## EXERCISE REQUIREMENTS
Transcribe every line of the data below without any change, and leave the pictures out of your answer.

>> start

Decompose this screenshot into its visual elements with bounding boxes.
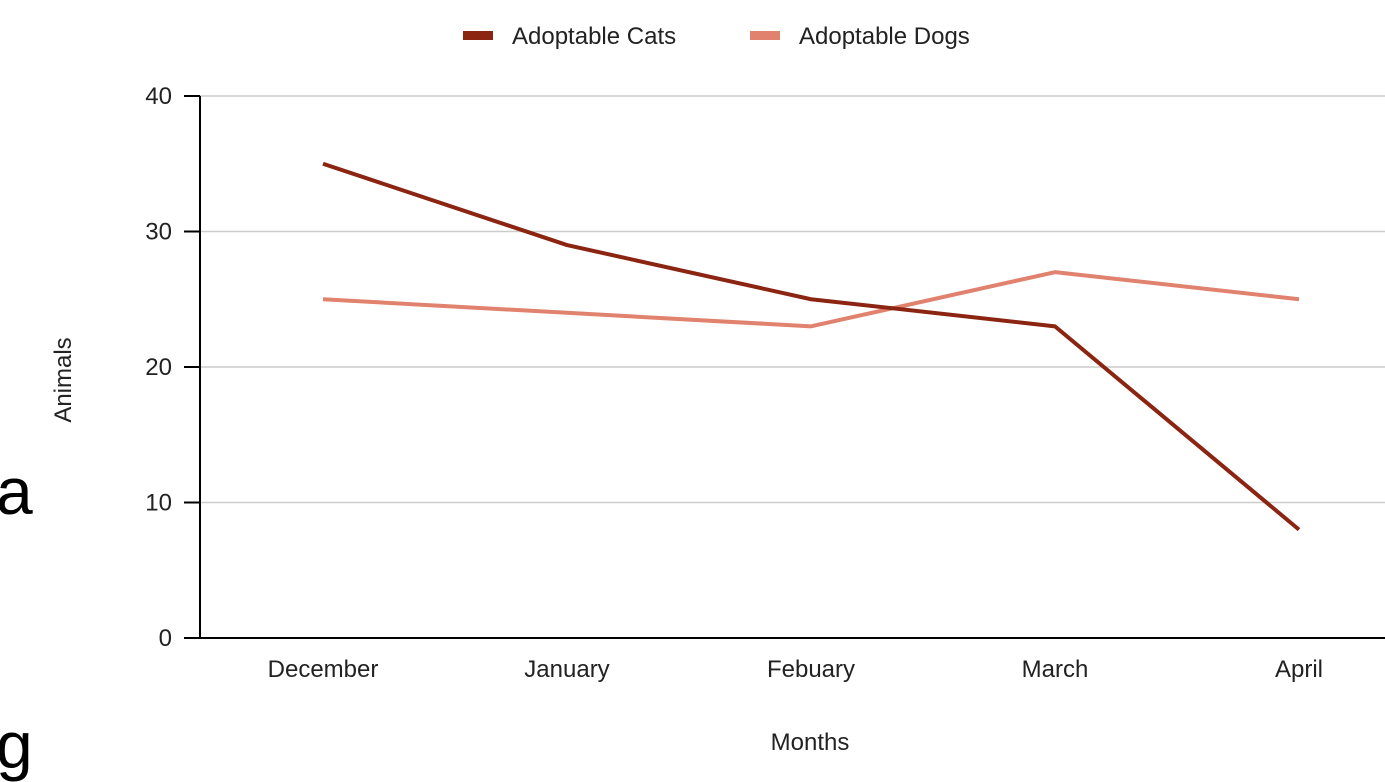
y-tick-label: 10 xyxy=(145,490,172,517)
y-tick-label: 30 xyxy=(145,219,172,246)
legend-swatch xyxy=(463,31,493,40)
legend-swatch xyxy=(750,31,780,40)
x-tick-label: March xyxy=(1022,656,1089,683)
line-chart: Adoptable Cats Adoptable Dogs 0 10 20 30 40 D… xyxy=(50,23,1385,756)
x-axis-title: Months xyxy=(771,729,850,756)
cropped-text-fragment-a: a xyxy=(0,454,33,528)
series-line-adoptable-cats xyxy=(322,161,1301,532)
y-tick-label: 0 xyxy=(159,625,172,652)
gridlines xyxy=(200,95,1385,504)
y-tick-label: 40 xyxy=(145,83,172,110)
axes xyxy=(199,96,1385,639)
legend: Adoptable Cats Adoptable Dogs xyxy=(463,23,970,50)
legend-label: Adoptable Cats xyxy=(512,23,676,50)
y-tick-label: 20 xyxy=(145,354,172,381)
x-axis-ticks: December January Febuary March April xyxy=(268,656,1323,683)
x-tick-label: December xyxy=(268,656,379,683)
x-tick-label: January xyxy=(524,656,609,683)
series-line-adoptable-dogs xyxy=(322,270,1300,329)
y-axis-title: Animals xyxy=(50,337,77,422)
legend-label: Adoptable Dogs xyxy=(799,23,970,50)
series-lines xyxy=(322,161,1301,532)
x-tick-label: April xyxy=(1275,656,1323,683)
y-axis-ticks: 0 10 20 30 40 xyxy=(145,83,200,652)
x-tick-label: Febuary xyxy=(767,656,855,683)
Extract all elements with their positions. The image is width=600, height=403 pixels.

>> end

## OUTPUT OF THE EXERCISE
Decompose this screenshot into its visual elements with bounding boxes.
y-tick-label: 10 xyxy=(145,490,172,517)
y-tick-label: 30 xyxy=(145,219,172,246)
legend-swatch xyxy=(463,31,493,40)
legend-swatch xyxy=(750,31,780,40)
x-tick-label: March xyxy=(1022,656,1089,683)
line-chart: Adoptable Cats Adoptable Dogs 0 10 20 30 40 D… xyxy=(50,23,1385,756)
x-axis-title: Months xyxy=(771,729,850,756)
cropped-text-fragment-a: a xyxy=(0,454,33,528)
series-line-adoptable-cats xyxy=(322,161,1301,532)
y-tick-label: 0 xyxy=(159,625,172,652)
gridlines xyxy=(200,95,1385,504)
y-tick-label: 40 xyxy=(145,83,172,110)
axes xyxy=(199,96,1385,639)
legend: Adoptable Cats Adoptable Dogs xyxy=(463,23,970,50)
legend-label: Adoptable Cats xyxy=(512,23,676,50)
y-tick-label: 20 xyxy=(145,354,172,381)
x-axis-ticks: December January Febuary March April xyxy=(268,656,1323,683)
x-tick-label: December xyxy=(268,656,379,683)
x-tick-label: January xyxy=(524,656,609,683)
series-line-adoptable-dogs xyxy=(322,270,1300,329)
y-axis-title: Animals xyxy=(50,337,77,422)
legend-label: Adoptable Dogs xyxy=(799,23,970,50)
series-lines xyxy=(322,161,1301,532)
x-tick-label: April xyxy=(1275,656,1323,683)
y-axis-ticks: 0 10 20 30 40 xyxy=(145,83,200,652)
x-tick-label: Febuary xyxy=(767,656,855,683)
Extract all elements with their positions. The image is width=600, height=403 pixels.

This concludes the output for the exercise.